* Stored records

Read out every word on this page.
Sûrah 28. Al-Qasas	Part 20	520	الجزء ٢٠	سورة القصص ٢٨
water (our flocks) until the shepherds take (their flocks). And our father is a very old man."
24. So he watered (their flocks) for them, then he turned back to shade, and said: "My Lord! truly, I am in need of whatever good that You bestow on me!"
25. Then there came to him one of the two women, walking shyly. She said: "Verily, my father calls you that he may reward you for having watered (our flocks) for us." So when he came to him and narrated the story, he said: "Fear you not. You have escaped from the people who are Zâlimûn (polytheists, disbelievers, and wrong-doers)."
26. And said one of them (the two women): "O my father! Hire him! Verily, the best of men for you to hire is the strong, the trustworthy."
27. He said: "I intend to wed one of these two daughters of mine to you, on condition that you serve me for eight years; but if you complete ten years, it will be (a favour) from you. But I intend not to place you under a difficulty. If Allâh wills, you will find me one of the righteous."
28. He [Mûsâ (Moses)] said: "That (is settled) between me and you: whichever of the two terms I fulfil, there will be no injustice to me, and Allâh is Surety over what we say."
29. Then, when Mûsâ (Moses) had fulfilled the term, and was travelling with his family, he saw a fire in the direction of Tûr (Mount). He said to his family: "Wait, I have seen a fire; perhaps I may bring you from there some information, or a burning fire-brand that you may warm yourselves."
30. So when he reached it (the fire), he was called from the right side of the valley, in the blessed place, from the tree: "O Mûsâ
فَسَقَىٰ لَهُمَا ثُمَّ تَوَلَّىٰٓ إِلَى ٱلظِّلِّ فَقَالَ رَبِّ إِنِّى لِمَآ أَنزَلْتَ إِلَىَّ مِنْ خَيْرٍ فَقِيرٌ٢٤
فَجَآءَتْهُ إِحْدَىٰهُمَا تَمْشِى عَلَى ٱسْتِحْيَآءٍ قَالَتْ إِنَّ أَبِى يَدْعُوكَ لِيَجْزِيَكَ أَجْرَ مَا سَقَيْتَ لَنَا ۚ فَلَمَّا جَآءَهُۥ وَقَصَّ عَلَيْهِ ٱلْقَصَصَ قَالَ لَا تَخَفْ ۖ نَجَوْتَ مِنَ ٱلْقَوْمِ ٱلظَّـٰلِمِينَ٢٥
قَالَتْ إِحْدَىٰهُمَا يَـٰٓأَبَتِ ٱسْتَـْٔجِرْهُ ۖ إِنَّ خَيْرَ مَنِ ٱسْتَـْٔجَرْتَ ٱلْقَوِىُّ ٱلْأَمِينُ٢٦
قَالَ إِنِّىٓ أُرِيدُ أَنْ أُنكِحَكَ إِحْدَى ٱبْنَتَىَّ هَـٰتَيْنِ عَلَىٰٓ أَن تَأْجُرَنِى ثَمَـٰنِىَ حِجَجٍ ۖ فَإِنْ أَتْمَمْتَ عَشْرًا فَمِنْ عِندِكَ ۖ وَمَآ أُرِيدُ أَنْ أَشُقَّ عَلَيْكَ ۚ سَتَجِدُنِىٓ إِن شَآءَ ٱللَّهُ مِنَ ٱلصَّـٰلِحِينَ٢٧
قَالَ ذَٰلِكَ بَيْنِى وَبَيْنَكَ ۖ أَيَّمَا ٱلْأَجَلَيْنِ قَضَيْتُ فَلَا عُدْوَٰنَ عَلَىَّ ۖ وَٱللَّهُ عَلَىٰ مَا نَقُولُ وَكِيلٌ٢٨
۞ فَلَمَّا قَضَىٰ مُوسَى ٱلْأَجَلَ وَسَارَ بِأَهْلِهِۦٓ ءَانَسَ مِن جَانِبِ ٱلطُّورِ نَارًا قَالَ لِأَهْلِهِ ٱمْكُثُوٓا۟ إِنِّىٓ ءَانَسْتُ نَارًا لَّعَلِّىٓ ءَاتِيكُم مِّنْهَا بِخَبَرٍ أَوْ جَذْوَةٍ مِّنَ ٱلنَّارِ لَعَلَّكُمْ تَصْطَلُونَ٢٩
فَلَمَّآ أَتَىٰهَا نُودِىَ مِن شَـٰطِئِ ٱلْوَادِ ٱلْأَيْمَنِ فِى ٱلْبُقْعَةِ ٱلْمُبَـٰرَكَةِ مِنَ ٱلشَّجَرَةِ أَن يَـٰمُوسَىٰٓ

* DESCRIPTION OF THE TASK
Take the material above and return all of it exactly.

* COMPLETE OUTPUT
Read out every word on this page.
Sûrah 28. Al-Qasas	Part 20	520	الجزء ٢٠	سورة القصص ٢٨
water (our flocks) until the shepherds take (their flocks). And our father is a very old man."
24. So he watered (their flocks) for them, then he turned back to shade, and said: "My Lord! truly, I am in need of whatever good that You bestow on me!"
25. Then there came to him one of the two women, walking shyly. She said: "Verily, my father calls you that he may reward you for having watered (our flocks) for us." So when he came to him and narrated the story, he said: "Fear you not. You have escaped from the people who are Zâlimûn (polytheists, disbelievers, and wrong-doers)."
26. And said one of them (the two women): "O my father! Hire him! Verily, the best of men for you to hire is the strong, the trustworthy."
27. He said: "I intend to wed one of these two daughters of mine to you, on condition that you serve me for eight years; but if you complete ten years, it will be (a favour) from you. But I intend not to place you under a difficulty. If Allâh wills, you will find me one of the righteous."
28. He [Mûsâ (Moses)] said: "That (is settled) between me and you: whichever of the two terms I fulfil, there will be no injustice to me, and Allâh is Surety over what we say."
29. Then, when Mûsâ (Moses) had fulfilled the term, and was travelling with his family, he saw a fire in the direction of Tûr (Mount). He said to his family: "Wait, I have seen a fire; perhaps I may bring you from there some information, or a burning fire-brand that you may warm yourselves."
30. So when he reached it (the fire), he was called from the right side of the valley, in the blessed place, from the tree: "O Mûsâ
فَسَقَىٰ لَهُمَا ثُمَّ تَوَلَّىٰٓ إِلَى ٱلظِّلِّ فَقَالَ رَبِّ إِنِّى لِمَآ أَنزَلْتَ إِلَىَّ مِنْ خَيْرٍ فَقِيرٌ٢٤
فَجَآءَتْهُ إِحْدَىٰهُمَا تَمْشِى عَلَى ٱسْتِحْيَآءٍ قَالَتْ إِنَّ أَبِى يَدْعُوكَ لِيَجْزِيَكَ أَجْرَ مَا سَقَيْتَ لَنَا ۚ فَلَمَّا جَآءَهُۥ وَقَصَّ عَلَيْهِ ٱلْقَصَصَ قَالَ لَا تَخَفْ ۖ نَجَوْتَ مِنَ ٱلْقَوْمِ ٱلظَّـٰلِمِينَ٢٥
قَالَتْ إِحْدَىٰهُمَا يَـٰٓأَبَتِ ٱسْتَـْٔجِرْهُ ۖ إِنَّ خَيْرَ مَنِ ٱسْتَـْٔجَرْتَ ٱلْقَوِىُّ ٱلْأَمِينُ٢٦
قَالَ إِنِّىٓ أُرِيدُ أَنْ أُنكِحَكَ إِحْدَى ٱبْنَتَىَّ هَـٰتَيْنِ عَلَىٰٓ أَن تَأْجُرَنِى ثَمَـٰنِىَ حِجَجٍ ۖ فَإِنْ أَتْمَمْتَ عَشْرًا فَمِنْ عِندِكَ ۖ وَمَآ أُرِيدُ أَنْ أَشُقَّ عَلَيْكَ ۚ سَتَجِدُنِىٓ إِن شَآءَ ٱللَّهُ مِنَ ٱلصَّـٰلِحِينَ٢٧
قَالَ ذَٰلِكَ بَيْنِى وَبَيْنَكَ ۖ أَيَّمَا ٱلْأَجَلَيْنِ قَضَيْتُ فَلَا عُدْوَٰنَ عَلَىَّ ۖ وَٱللَّهُ عَلَىٰ مَا نَقُولُ وَكِيلٌ٢٨
۞ فَلَمَّا قَضَىٰ مُوسَى ٱلْأَجَلَ وَسَارَ بِأَهْلِهِۦٓ ءَانَسَ مِن جَانِبِ ٱلطُّورِ نَارًا قَالَ لِأَهْلِهِ ٱمْكُثُوٓا۟ إِنِّىٓ ءَانَسْتُ نَارًا لَّعَلِّىٓ ءَاتِيكُم مِّنْهَا بِخَبَرٍ أَوْ جَذْوَةٍ مِّنَ ٱلنَّارِ لَعَلَّكُمْ تَصْطَلُونَ٢٩
فَلَمَّآ أَتَىٰهَا نُودِىَ مِن شَـٰطِئِ ٱلْوَادِ ٱلْأَيْمَنِ فِى ٱلْبُقْعَةِ ٱلْمُبَـٰرَكَةِ مِنَ ٱلشَّجَرَةِ أَن يَـٰمُوسَىٰٓ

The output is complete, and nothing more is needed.